The records:
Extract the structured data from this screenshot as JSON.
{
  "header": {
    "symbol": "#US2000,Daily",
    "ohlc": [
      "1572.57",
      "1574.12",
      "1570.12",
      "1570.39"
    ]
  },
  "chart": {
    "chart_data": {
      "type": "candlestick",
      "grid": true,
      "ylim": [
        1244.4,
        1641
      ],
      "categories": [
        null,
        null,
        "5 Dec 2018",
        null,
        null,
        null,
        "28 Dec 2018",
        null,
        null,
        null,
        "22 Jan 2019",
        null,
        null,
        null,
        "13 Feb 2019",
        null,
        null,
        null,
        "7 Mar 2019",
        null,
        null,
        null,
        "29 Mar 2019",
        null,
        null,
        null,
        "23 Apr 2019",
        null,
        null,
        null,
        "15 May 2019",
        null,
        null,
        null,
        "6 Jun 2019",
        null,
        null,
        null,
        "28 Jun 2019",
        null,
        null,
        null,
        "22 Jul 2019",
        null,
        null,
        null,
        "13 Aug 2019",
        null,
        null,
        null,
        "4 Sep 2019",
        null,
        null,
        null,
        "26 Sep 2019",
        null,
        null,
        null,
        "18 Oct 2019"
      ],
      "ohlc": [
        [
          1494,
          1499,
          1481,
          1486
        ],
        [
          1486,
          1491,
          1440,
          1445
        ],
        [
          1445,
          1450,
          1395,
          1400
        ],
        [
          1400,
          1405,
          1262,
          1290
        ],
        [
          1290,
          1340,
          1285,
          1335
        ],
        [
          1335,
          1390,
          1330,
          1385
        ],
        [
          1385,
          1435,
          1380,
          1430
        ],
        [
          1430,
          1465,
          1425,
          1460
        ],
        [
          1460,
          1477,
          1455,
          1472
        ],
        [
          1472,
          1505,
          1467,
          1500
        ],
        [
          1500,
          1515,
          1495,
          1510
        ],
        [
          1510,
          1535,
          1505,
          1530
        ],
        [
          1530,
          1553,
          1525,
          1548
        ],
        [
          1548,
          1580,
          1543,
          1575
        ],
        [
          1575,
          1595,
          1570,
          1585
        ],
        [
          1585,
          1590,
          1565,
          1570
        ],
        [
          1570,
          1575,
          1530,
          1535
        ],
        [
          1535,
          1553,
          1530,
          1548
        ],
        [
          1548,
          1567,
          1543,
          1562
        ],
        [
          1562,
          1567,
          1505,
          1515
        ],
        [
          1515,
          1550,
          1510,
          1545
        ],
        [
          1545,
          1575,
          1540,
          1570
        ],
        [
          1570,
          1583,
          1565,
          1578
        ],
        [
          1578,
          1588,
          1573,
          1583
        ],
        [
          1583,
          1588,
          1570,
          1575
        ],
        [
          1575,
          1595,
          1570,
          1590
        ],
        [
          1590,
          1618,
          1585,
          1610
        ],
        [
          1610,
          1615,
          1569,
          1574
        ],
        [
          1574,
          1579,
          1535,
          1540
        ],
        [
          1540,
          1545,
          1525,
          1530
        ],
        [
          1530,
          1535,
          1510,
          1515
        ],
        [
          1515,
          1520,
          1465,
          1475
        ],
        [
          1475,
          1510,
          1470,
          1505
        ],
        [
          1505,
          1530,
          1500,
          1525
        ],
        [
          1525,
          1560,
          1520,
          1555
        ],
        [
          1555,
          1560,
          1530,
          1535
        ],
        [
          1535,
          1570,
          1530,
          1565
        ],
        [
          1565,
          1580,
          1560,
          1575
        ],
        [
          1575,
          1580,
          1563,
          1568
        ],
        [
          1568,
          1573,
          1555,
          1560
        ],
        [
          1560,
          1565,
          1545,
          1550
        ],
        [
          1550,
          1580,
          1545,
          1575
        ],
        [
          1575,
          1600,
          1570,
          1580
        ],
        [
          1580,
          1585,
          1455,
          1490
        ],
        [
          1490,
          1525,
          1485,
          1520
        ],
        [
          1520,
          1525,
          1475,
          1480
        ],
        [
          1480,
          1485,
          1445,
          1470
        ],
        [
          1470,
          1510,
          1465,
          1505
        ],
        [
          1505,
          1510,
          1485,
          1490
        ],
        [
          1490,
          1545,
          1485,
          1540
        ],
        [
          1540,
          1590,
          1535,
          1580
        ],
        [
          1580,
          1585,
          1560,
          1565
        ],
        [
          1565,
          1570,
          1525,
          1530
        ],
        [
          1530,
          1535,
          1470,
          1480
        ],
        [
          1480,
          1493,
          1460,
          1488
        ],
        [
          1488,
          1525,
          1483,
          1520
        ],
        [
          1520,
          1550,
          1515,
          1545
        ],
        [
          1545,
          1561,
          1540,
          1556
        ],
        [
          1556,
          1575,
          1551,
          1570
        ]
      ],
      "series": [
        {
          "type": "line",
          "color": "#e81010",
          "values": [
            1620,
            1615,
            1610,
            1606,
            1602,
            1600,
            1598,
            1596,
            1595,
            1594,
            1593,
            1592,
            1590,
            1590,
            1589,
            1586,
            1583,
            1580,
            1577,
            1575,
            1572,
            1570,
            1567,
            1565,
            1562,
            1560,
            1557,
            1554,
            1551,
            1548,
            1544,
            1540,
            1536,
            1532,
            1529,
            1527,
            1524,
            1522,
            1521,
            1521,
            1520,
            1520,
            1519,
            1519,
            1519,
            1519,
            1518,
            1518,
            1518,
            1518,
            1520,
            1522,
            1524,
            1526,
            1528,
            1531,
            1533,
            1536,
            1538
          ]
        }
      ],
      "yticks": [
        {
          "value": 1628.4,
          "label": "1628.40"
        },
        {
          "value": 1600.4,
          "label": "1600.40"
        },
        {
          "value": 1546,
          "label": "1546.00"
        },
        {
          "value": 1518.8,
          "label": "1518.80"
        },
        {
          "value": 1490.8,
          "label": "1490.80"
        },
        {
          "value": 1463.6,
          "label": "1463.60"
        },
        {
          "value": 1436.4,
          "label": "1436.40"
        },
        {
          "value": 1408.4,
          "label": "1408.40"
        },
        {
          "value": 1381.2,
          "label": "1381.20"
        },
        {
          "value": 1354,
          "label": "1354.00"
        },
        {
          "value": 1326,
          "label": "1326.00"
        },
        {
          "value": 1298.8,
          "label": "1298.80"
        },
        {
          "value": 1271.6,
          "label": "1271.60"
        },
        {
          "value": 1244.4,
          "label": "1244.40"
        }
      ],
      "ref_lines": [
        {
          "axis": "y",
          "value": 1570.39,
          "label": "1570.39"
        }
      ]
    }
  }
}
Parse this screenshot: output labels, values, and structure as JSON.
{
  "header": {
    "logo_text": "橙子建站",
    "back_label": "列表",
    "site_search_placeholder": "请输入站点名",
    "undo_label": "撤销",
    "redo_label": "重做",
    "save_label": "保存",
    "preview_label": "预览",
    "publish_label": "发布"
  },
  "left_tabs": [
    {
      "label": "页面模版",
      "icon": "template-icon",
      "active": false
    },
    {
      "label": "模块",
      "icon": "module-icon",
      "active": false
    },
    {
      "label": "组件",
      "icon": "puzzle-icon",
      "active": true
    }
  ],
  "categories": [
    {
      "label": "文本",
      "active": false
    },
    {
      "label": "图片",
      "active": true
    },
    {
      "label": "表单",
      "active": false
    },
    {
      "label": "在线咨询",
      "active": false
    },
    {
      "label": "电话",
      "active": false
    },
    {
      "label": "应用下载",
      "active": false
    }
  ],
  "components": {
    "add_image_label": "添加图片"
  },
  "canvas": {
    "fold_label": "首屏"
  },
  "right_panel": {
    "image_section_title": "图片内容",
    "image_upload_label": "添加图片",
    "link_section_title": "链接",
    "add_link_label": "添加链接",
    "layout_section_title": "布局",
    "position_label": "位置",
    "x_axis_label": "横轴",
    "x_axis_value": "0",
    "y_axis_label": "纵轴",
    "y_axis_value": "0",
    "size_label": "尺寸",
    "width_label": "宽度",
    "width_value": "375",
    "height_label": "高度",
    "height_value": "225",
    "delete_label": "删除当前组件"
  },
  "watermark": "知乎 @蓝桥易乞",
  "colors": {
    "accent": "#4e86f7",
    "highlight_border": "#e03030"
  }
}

Given request:
Count up the lines in the listing that hold the word "添加图片", and give that number only.

Finished exercise:
2